-- BEGIN Excerpted data --
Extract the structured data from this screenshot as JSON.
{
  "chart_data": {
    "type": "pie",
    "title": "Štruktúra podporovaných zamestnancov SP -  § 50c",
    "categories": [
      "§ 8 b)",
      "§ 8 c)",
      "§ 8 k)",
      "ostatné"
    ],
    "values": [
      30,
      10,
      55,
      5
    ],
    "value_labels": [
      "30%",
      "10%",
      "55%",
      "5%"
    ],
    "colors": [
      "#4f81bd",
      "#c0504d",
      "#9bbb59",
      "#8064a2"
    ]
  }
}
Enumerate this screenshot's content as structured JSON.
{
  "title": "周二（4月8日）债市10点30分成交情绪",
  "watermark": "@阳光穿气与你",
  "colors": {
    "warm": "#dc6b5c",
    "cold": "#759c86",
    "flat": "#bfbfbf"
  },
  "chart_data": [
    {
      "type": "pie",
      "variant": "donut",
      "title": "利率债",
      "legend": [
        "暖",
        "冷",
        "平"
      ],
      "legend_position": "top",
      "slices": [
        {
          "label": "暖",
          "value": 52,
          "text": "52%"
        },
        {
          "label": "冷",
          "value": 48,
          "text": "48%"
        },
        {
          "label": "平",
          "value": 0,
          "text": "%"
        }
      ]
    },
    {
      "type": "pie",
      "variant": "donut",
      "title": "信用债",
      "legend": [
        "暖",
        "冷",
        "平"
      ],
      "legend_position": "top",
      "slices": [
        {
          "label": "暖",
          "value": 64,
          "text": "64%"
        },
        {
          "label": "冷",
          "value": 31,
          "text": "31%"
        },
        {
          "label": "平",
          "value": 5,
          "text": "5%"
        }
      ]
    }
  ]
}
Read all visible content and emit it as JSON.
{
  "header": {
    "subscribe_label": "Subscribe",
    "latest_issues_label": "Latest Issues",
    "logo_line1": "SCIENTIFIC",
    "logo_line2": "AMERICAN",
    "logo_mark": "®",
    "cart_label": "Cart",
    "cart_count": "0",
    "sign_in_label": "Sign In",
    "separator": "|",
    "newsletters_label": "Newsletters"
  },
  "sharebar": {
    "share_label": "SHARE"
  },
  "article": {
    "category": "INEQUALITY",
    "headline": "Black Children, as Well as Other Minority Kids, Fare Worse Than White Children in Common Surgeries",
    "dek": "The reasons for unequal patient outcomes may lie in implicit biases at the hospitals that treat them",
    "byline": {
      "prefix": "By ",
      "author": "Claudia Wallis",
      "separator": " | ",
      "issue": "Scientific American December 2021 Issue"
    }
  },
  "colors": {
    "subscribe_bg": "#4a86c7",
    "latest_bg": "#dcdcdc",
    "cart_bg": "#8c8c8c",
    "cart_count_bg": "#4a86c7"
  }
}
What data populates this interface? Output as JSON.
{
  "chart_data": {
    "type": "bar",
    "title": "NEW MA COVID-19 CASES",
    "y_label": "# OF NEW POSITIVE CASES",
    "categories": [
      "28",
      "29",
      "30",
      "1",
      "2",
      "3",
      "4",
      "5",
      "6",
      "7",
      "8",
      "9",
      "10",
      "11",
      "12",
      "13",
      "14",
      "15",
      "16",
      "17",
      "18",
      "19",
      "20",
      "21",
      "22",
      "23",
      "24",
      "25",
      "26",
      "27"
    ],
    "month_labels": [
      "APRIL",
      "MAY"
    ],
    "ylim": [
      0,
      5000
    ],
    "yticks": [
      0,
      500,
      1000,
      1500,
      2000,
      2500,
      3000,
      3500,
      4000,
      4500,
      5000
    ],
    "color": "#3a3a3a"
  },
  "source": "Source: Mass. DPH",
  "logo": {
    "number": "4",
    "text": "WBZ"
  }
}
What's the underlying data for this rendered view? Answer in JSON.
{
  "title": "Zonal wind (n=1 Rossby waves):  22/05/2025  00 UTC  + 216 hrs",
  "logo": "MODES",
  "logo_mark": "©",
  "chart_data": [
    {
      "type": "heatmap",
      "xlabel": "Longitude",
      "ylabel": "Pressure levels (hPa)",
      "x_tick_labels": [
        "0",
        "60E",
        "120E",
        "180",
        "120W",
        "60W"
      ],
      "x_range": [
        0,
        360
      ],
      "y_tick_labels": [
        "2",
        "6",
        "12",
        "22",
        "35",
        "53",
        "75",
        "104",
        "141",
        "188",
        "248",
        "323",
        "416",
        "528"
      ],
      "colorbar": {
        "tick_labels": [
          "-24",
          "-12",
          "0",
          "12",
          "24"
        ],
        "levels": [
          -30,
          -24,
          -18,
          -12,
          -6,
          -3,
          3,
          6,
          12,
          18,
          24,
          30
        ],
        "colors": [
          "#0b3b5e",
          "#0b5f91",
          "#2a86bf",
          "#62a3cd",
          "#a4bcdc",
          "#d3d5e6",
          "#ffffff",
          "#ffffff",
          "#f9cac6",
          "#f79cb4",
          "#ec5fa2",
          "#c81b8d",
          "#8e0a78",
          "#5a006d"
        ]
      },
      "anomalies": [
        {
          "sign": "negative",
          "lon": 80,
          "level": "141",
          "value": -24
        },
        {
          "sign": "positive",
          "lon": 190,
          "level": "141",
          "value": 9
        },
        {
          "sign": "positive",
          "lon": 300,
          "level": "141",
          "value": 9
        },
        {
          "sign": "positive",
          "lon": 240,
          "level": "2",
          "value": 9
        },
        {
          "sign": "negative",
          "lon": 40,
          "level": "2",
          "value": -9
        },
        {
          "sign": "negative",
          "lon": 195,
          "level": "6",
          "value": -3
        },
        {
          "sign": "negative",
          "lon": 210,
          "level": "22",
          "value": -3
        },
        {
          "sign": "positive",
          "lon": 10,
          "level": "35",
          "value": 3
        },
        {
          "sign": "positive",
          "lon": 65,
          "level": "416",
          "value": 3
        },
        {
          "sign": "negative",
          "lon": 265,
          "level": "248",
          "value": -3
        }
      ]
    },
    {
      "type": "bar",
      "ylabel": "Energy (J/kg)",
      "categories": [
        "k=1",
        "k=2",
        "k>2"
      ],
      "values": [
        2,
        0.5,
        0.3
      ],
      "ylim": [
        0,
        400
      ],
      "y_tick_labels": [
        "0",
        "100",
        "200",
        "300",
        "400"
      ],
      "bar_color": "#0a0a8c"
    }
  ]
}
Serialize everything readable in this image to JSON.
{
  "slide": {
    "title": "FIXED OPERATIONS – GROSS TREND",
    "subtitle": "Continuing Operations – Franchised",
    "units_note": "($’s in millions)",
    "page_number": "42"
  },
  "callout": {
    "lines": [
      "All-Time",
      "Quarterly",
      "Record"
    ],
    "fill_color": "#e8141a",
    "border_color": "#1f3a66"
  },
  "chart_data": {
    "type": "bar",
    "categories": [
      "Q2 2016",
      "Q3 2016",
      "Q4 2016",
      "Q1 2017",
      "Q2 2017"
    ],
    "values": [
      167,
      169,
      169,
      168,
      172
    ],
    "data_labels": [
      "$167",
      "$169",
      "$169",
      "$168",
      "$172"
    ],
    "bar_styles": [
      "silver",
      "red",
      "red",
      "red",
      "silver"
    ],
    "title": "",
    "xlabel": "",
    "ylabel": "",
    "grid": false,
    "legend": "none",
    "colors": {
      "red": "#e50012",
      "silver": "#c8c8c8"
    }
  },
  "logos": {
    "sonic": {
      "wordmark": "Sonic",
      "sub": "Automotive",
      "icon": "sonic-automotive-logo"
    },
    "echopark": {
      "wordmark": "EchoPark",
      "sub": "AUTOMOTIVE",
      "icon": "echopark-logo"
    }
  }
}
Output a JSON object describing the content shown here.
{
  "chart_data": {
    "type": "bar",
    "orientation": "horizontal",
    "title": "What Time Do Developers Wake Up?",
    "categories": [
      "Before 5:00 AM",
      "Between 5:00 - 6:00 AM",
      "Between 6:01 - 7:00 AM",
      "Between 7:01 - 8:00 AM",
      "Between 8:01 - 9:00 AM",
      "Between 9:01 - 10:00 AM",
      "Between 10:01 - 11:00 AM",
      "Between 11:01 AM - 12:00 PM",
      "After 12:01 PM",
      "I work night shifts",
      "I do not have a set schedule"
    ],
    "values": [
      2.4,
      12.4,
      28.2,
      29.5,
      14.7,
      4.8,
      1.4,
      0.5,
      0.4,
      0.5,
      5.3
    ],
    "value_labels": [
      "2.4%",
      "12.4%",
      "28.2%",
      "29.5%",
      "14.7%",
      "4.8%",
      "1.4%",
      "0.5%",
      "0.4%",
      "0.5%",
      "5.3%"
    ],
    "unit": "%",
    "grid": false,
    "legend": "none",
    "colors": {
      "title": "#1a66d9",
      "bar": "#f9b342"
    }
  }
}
-- END Excerpted data --
- Task prompt -
Return only the number of lines in the entries that contain the string "icon".

- Output below -
2